SOURCE ::

▽

09 januari 2017

Mark Manders #4














Mark Manders’s studio in Ronse, Belgium, 2016.

"....
The artist led me through the various spaces of his labyrinthine studio, a former fabric-manufacturing factory, where the artist has lived for 11 years. Room after room, we moved through the various steps taken to create each sculpture, beginning in the artist’s library and drawing room where the brainstorming, research, and sketching takes place. The space was filled with models of his sculptures, maquettes of furniture, and drawings scattered about the floor, everything strewn haphazardly as if created hastily before moving on to the next idea. In fact, Manders’s entire studio was filled with objects that appeared ready to be deployed, containing a dynamism that reflected not only the artist’s boyish energy, but also the nature of the object’s tentative status: appearing cracked, overstuffed, fragile, discarded. Manders revealed that he thinks through his concepts over many years and keeps early drawings and models within his daily encounter in the event that he has time to realize one of his unexecuted project ideas. Each drawing is a visual reminder for Manders, and for me, a peek into the inner workings of his mind and the memories that occupy it.
....

△

TASKS TO CARRY OUT ::
(a) List the four adjectives that the passage above on Mark Manders's studio uses to describe the tentative status of the objects.
(b) Proceed with the passage on Mark Manders's studio, carrying it on from its final sentence.

LISTING ::
▽

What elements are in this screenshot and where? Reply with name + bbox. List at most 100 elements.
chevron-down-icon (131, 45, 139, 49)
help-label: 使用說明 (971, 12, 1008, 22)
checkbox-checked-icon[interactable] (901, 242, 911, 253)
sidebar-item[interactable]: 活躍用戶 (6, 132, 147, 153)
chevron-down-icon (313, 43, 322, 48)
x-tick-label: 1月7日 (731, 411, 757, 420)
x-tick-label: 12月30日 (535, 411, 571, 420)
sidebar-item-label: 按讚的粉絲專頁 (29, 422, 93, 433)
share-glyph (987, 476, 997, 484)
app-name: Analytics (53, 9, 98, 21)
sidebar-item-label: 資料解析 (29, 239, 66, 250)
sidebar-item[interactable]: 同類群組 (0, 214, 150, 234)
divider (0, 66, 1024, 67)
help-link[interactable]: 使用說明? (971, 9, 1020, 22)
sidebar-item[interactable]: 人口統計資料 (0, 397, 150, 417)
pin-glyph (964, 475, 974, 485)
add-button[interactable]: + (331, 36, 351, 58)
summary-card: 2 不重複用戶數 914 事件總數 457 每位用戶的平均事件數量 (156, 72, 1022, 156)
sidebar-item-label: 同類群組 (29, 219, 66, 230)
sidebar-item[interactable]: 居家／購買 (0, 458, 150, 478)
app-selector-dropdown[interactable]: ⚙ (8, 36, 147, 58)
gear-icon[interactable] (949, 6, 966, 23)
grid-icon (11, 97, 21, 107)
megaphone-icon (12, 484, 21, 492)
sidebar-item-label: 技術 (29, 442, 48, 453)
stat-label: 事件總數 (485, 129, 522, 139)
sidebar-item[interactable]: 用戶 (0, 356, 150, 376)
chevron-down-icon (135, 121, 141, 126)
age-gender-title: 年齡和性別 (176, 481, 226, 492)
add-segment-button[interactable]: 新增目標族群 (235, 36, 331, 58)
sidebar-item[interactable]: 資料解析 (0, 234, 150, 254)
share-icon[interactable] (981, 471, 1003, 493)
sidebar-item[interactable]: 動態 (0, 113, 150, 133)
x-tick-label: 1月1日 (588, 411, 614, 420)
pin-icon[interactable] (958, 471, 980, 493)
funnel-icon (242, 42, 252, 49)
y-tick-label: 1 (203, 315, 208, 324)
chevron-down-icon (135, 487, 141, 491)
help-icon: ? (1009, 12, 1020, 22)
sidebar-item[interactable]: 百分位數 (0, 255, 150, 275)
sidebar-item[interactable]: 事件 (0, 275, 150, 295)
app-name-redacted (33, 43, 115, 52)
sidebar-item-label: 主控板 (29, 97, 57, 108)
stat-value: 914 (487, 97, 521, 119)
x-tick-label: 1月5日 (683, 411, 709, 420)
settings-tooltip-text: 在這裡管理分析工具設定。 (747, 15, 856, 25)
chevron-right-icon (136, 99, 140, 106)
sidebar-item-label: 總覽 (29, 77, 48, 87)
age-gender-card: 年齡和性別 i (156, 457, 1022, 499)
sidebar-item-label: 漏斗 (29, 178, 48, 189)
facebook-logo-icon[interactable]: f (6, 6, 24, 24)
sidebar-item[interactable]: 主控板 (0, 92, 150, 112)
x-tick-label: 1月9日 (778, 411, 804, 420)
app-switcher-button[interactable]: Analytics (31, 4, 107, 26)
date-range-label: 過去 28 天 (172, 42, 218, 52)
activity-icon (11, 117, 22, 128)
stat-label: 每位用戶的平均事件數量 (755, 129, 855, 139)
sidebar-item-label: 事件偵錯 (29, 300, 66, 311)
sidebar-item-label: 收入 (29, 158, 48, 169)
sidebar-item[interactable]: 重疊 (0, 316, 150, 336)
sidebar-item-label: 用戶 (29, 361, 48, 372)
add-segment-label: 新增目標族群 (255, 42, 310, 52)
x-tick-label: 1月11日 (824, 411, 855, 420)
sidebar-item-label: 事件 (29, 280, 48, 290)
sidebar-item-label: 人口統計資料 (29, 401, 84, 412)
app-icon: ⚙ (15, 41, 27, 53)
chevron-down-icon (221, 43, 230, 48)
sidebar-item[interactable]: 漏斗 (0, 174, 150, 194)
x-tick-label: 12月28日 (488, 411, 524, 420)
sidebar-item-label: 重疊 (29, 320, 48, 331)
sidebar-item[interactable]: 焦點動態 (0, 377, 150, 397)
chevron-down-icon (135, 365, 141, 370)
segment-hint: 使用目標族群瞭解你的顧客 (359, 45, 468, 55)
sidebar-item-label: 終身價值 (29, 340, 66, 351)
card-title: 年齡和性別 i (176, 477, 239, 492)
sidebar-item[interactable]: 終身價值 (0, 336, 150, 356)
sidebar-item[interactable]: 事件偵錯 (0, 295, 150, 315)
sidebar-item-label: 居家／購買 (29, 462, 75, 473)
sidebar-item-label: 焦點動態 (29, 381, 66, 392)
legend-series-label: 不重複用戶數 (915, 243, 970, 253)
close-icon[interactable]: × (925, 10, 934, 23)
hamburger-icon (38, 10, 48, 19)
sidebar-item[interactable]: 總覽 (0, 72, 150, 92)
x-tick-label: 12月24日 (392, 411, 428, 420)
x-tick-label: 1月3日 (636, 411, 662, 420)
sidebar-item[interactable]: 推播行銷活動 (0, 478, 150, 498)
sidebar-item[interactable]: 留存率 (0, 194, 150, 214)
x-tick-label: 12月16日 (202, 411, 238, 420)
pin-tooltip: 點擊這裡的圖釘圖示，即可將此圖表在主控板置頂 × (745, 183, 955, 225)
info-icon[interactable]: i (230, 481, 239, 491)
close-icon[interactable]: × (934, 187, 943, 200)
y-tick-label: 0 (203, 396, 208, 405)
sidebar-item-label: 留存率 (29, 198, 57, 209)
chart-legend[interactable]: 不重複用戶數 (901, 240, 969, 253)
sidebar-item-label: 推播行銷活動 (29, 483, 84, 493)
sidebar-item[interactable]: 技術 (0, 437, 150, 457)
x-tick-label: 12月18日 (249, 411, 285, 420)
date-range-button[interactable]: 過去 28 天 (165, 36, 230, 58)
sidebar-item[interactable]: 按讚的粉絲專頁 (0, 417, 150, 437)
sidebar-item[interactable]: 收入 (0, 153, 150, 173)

△

FINAL RESULTS ::
(a) cracked, overstuffed, fragile, discarded

(b)
After touring what must have been about ten different rooms within his massive studio complex, Manders drove me to the foundry where his sculptures are being produced: Art Casting in Oudenaarde, Belgium. (The internationally renowned foundry—just 20 minutes away by car—works with high-profile artists from around the world, and for this reason it insists on confidentiality with a no-photography policy.) Manders excitedly toured me through the facility, explaining that the lost-wax method employed there has been used since ca. 4500–3500 BCE. Art Casting has perfected the craft, with 50 to 60 employees who specialize in the various aspects of this technique. They also use the most receptive combination of liquid silicone and a catalyst that is able to produce a perfect negative of the original model—so detailed that it can capture fingerprints—and also imports the highest quality bronze from the US. It was a fascinating place.
....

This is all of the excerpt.